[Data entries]
————
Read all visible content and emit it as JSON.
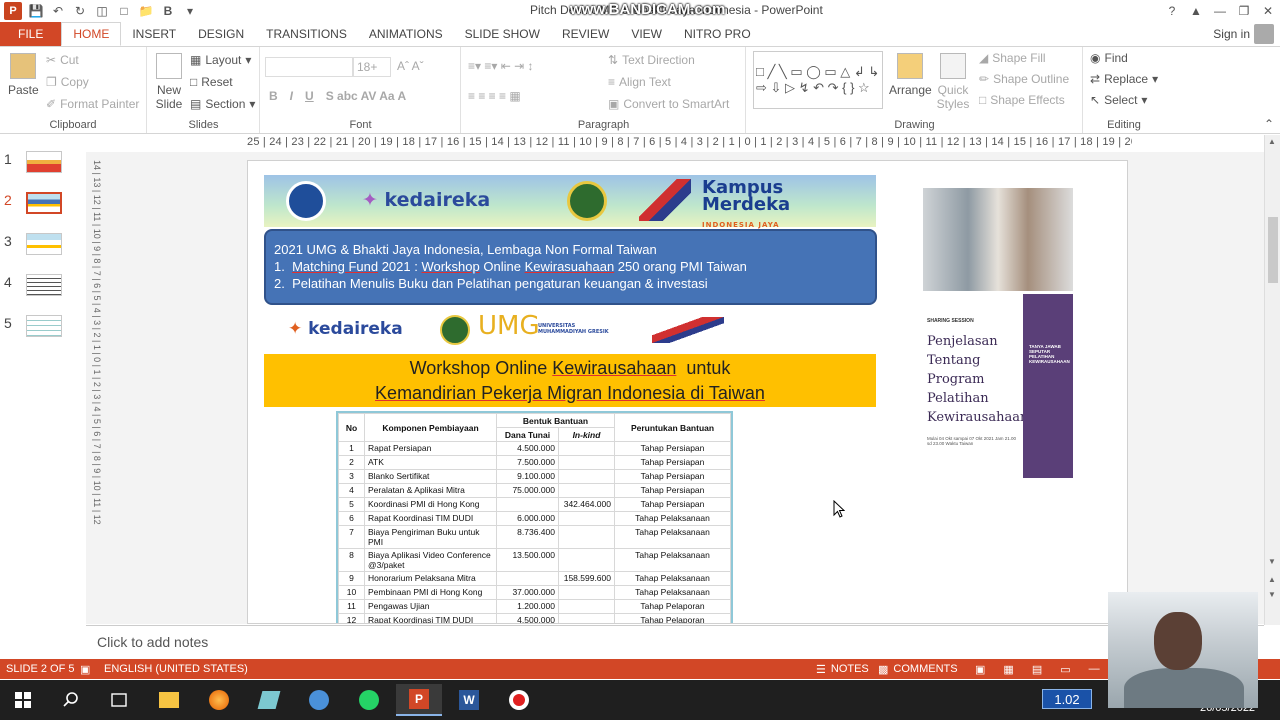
{
  "window": {
    "title": "Pitch Deck UMG & Bhakti Jaya Indonesia - PowerPoint",
    "watermark": "www.BANDICAM.com",
    "sign_in": "Sign in"
  },
  "tabs": [
    "FILE",
    "HOME",
    "INSERT",
    "DESIGN",
    "TRANSITIONS",
    "ANIMATIONS",
    "SLIDE SHOW",
    "REVIEW",
    "VIEW",
    "NITRO PRO"
  ],
  "active_tab": "HOME",
  "ribbon": {
    "clipboard": {
      "label": "Clipboard",
      "paste": "Paste",
      "cut": "Cut",
      "copy": "Copy",
      "format_painter": "Format Painter"
    },
    "slides": {
      "label": "Slides",
      "new_slide": "New Slide",
      "layout": "Layout",
      "reset": "Reset",
      "section": "Section"
    },
    "font": {
      "label": "Font",
      "size": "18+"
    },
    "paragraph": {
      "label": "Paragraph",
      "text_direction": "Text Direction",
      "align_text": "Align Text",
      "convert": "Convert to SmartArt"
    },
    "drawing": {
      "label": "Drawing",
      "arrange": "Arrange",
      "quick_styles": "Quick Styles",
      "shape_fill": "Shape Fill",
      "shape_outline": "Shape Outline",
      "shape_effects": "Shape Effects"
    },
    "editing": {
      "label": "Editing",
      "find": "Find",
      "replace": "Replace",
      "select": "Select"
    }
  },
  "ruler": {
    "horizontal": "25 | 24 | 23 | 22 | 21 | 20 | 19 | 18 | 17 | 16 | 15 | 14 | 13 | 12 | 11 | 10 | 9 | 8 | 7 | 6 | 5 | 4 | 3 | 2 | 1 | 0 | 1 | 2 | 3 | 4 | 5 | 6 | 7 | 8 | 9 | 10 | 11 | 12 | 13 | 14 | 15 | 16 | 17 | 18 | 19 | 20 | 21 | 22 | 23 | 24 | 25",
    "vertical": "14 | 13 | 12 | 11 | 10 | 9 | 8 | 7 | 6 | 5 | 4 | 3 | 2 | 1 | 0 | 1 | 2 | 3 | 4 | 5 | 6 | 7 | 8 | 9 | 10 | 11 | 12"
  },
  "thumbnails": [
    "1",
    "2",
    "3",
    "4",
    "5"
  ],
  "selected_slide": 2,
  "slide": {
    "logos_top": {
      "kedaireka": "kedaireka",
      "kampus": "Kampus Merdeka",
      "kampus_sub": "INDONESIA JAYA"
    },
    "blue_box": {
      "line1": "2021 UMG & Bhakti Jaya Indonesia, Lembaga Non Formal Taiwan",
      "line2_prefix": "1.  ",
      "line2_u1": "Matching Fund",
      "line2_mid": " 2021 : ",
      "line2_u2": "Workshop",
      "line2_mid2": " Online ",
      "line2_u3": "Kewirasuahaan",
      "line2_suffix": " 250 orang PMI Taiwan",
      "line3": "2.  Pelatihan Menulis Buku dan Pelatihan pengaturan keuangan & investasi"
    },
    "logos_row2": {
      "kedaireka": "kedaireka",
      "umg": "UMG",
      "umg_sub": "UNIVERSITAS MUHAMMADIYAH GRESIK"
    },
    "yellow": {
      "line1_a": "Workshop Online ",
      "line1_u": "Kewirausahaan",
      "line1_b": "  untuk",
      "line2_u": "Kemandirian Pekerja Migran Indonesia di Taiwan"
    },
    "table": {
      "headers": {
        "no": "No",
        "komponen": "Komponen Pembiayaan",
        "bentuk": "Bentuk Bantuan",
        "dana": "Dana Tunai",
        "inkind": "In-kind",
        "peruntukan": "Peruntukan Bantuan"
      },
      "rows": [
        {
          "no": "1",
          "item": "Rapat Persiapan",
          "dana": "4.500.000",
          "inkind": "",
          "untuk": "Tahap Persiapan"
        },
        {
          "no": "2",
          "item": "ATK",
          "dana": "7.500.000",
          "inkind": "",
          "untuk": "Tahap Persiapan"
        },
        {
          "no": "3",
          "item": "Blanko Sertifikat",
          "dana": "9.100.000",
          "inkind": "",
          "untuk": "Tahap Persiapan"
        },
        {
          "no": "4",
          "item": "Peralatan & Aplikasi Mitra",
          "dana": "75.000.000",
          "inkind": "",
          "untuk": "Tahap Persiapan"
        },
        {
          "no": "5",
          "item": "Koordinasi  PMI di Hong Kong",
          "dana": "",
          "inkind": "342.464.000",
          "untuk": "Tahap Persiapan"
        },
        {
          "no": "6",
          "item": "Rapat Koordinasi TIM DUDI",
          "dana": "6.000.000",
          "inkind": "",
          "untuk": "Tahap Pelaksanaan"
        },
        {
          "no": "7",
          "item": "Biaya Pengiriman Buku untuk PMI",
          "dana": "8.736.400",
          "inkind": "",
          "untuk": "Tahap Pelaksanaan"
        },
        {
          "no": "8",
          "item": "Biaya Aplikasi Video Conference @3/paket",
          "dana": "13.500.000",
          "inkind": "",
          "untuk": "Tahap Pelaksanaan"
        },
        {
          "no": "9",
          "item": "Honorarium Pelaksana Mitra",
          "dana": "",
          "inkind": "158.599.600",
          "untuk": "Tahap Pelaksanaan"
        },
        {
          "no": "10",
          "item": "Pembinaan PMI di Hong Kong",
          "dana": "37.000.000",
          "inkind": "",
          "untuk": "Tahap Pelaksanaan"
        },
        {
          "no": "11",
          "item": "Pengawas Ujian",
          "dana": "1.200.000",
          "inkind": "",
          "untuk": "Tahap Pelaporan"
        },
        {
          "no": "12",
          "item": "Rapat Koordinasi TIM DUDI",
          "dana": "4.500.000",
          "inkind": "",
          "untuk": "Tahap Pelaporan"
        }
      ]
    },
    "poster": {
      "session": "SHARING SESSION",
      "title": "Penjelasan Tentang Program Pelatihan Kewirausahaan",
      "date": "Mulai 04 Okt sampai 07 Okt 2021 Jam 21.00 sd 23.00 Waktu Taiwan",
      "side": "TANYA JAWAB SEPUTAR PELATIHAN KEWIRAUSAHAAN"
    }
  },
  "notes_placeholder": "Click to add notes",
  "status": {
    "slide": "SLIDE 2 OF 5",
    "language": "ENGLISH (UNITED STATES)",
    "notes": "NOTES",
    "comments": "COMMENTS"
  },
  "taskbar": {
    "zoom": "1.02",
    "date": "26/05/2022"
  },
  "colors": {
    "accent": "#d24726",
    "blue_box": "#4573b6",
    "yellow": "#ffc000"
  }
}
————
Go over the entries above and say how many lines hold the string "notes", with no other text.

2